--- OBJECTIVE ---
Transcribe all of the records precisely as they are presented.

Figure record listings
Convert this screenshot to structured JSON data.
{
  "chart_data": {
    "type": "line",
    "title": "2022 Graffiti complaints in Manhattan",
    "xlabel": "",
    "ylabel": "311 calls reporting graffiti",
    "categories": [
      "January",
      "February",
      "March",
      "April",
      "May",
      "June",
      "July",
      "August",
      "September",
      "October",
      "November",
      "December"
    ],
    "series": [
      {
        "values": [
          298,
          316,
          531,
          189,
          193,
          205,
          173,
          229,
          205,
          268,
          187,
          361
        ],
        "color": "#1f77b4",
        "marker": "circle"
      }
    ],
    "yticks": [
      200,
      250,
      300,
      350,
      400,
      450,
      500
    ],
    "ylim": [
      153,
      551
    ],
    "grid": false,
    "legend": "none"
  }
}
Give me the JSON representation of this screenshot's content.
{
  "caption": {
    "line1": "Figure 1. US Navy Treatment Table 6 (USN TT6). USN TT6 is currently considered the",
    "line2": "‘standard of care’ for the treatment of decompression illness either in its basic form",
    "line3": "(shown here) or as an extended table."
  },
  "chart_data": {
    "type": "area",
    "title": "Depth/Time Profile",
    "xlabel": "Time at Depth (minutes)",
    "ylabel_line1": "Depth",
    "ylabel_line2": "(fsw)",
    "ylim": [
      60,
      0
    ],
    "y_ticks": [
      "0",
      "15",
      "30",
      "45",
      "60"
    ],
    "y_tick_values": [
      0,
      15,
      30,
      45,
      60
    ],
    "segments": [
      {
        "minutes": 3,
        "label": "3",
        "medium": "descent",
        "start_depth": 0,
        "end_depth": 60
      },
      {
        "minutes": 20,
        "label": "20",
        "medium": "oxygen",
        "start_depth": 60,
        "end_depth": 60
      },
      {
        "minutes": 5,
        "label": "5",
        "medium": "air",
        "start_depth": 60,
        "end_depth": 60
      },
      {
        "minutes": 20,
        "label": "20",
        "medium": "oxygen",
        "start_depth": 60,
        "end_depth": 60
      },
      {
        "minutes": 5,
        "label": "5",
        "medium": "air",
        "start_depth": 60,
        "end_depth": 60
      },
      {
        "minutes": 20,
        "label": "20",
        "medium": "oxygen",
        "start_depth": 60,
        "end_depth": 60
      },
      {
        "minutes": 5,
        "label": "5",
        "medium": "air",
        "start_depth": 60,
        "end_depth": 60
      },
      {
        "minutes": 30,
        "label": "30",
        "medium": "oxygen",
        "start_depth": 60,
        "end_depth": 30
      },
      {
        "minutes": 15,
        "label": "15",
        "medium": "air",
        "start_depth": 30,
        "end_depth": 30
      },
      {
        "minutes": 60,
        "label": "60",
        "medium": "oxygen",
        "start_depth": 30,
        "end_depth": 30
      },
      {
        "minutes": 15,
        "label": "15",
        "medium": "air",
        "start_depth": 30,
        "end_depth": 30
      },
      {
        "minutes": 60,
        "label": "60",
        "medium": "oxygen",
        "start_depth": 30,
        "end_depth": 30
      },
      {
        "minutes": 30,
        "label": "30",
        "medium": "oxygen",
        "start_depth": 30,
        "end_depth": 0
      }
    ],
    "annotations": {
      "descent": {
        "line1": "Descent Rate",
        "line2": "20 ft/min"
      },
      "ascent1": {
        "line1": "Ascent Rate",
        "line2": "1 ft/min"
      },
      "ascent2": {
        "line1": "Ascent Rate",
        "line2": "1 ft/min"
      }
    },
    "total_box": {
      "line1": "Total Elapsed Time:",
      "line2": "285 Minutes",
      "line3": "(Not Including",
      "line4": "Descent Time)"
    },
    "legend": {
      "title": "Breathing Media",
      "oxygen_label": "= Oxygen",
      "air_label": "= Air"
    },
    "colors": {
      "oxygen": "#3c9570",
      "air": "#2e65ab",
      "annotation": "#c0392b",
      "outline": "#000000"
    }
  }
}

--- RESULT OF THE EXERCISE ---
Convert this screenshot to structured JSON data.
{
  "chart_data": {
    "type": "line",
    "title": "2022 Graffiti complaints in Manhattan",
    "xlabel": "",
    "ylabel": "311 calls reporting graffiti",
    "categories": [
      "January",
      "February",
      "March",
      "April",
      "May",
      "June",
      "July",
      "August",
      "September",
      "October",
      "November",
      "December"
    ],
    "series": [
      {
        "values": [
          298,
          316,
          531,
          189,
          193,
          205,
          173,
          229,
          205,
          268,
          187,
          361
        ],
        "color": "#1f77b4",
        "marker": "circle"
      }
    ],
    "yticks": [
      200,
      250,
      300,
      350,
      400,
      450,
      500
    ],
    "ylim": [
      153,
      551
    ],
    "grid": false,
    "legend": "none"
  }
}
Give me the JSON representation of this screenshot's content.
{
  "caption": {
    "line1": "Figure 1. US Navy Treatment Table 6 (USN TT6). USN TT6 is currently considered the",
    "line2": "‘standard of care’ for the treatment of decompression illness either in its basic form",
    "line3": "(shown here) or as an extended table."
  },
  "chart_data": {
    "type": "area",
    "title": "Depth/Time Profile",
    "xlabel": "Time at Depth (minutes)",
    "ylabel_line1": "Depth",
    "ylabel_line2": "(fsw)",
    "ylim": [
      60,
      0
    ],
    "y_ticks": [
      "0",
      "15",
      "30",
      "45",
      "60"
    ],
    "y_tick_values": [
      0,
      15,
      30,
      45,
      60
    ],
    "segments": [
      {
        "minutes": 3,
        "label": "3",
        "medium": "descent",
        "start_depth": 0,
        "end_depth": 60
      },
      {
        "minutes": 20,
        "label": "20",
        "medium": "oxygen",
        "start_depth": 60,
        "end_depth": 60
      },
      {
        "minutes": 5,
        "label": "5",
        "medium": "air",
        "start_depth": 60,
        "end_depth": 60
      },
      {
        "minutes": 20,
        "label": "20",
        "medium": "oxygen",
        "start_depth": 60,
        "end_depth": 60
      },
      {
        "minutes": 5,
        "label": "5",
        "medium": "air",
        "start_depth": 60,
        "end_depth": 60
      },
      {
        "minutes": 20,
        "label": "20",
        "medium": "oxygen",
        "start_depth": 60,
        "end_depth": 60
      },
      {
        "minutes": 5,
        "label": "5",
        "medium": "air",
        "start_depth": 60,
        "end_depth": 60
      },
      {
        "minutes": 30,
        "label": "30",
        "medium": "oxygen",
        "start_depth": 60,
        "end_depth": 30
      },
      {
        "minutes": 15,
        "label": "15",
        "medium": "air",
        "start_depth": 30,
        "end_depth": 30
      },
      {
        "minutes": 60,
        "label": "60",
        "medium": "oxygen",
        "start_depth": 30,
        "end_depth": 30
      },
      {
        "minutes": 15,
        "label": "15",
        "medium": "air",
        "start_depth": 30,
        "end_depth": 30
      },
      {
        "minutes": 60,
        "label": "60",
        "medium": "oxygen",
        "start_depth": 30,
        "end_depth": 30
      },
      {
        "minutes": 30,
        "label": "30",
        "medium": "oxygen",
        "start_depth": 30,
        "end_depth": 0
      }
    ],
    "annotations": {
      "descent": {
        "line1": "Descent Rate",
        "line2": "20 ft/min"
      },
      "ascent1": {
        "line1": "Ascent Rate",
        "line2": "1 ft/min"
      },
      "ascent2": {
        "line1": "Ascent Rate",
        "line2": "1 ft/min"
      }
    },
    "total_box": {
      "line1": "Total Elapsed Time:",
      "line2": "285 Minutes",
      "line3": "(Not Including",
      "line4": "Descent Time)"
    },
    "legend": {
      "title": "Breathing Media",
      "oxygen_label": "= Oxygen",
      "air_label": "= Air"
    },
    "colors": {
      "oxygen": "#3c9570",
      "air": "#2e65ab",
      "annotation": "#c0392b",
      "outline": "#000000"
    }
  }
}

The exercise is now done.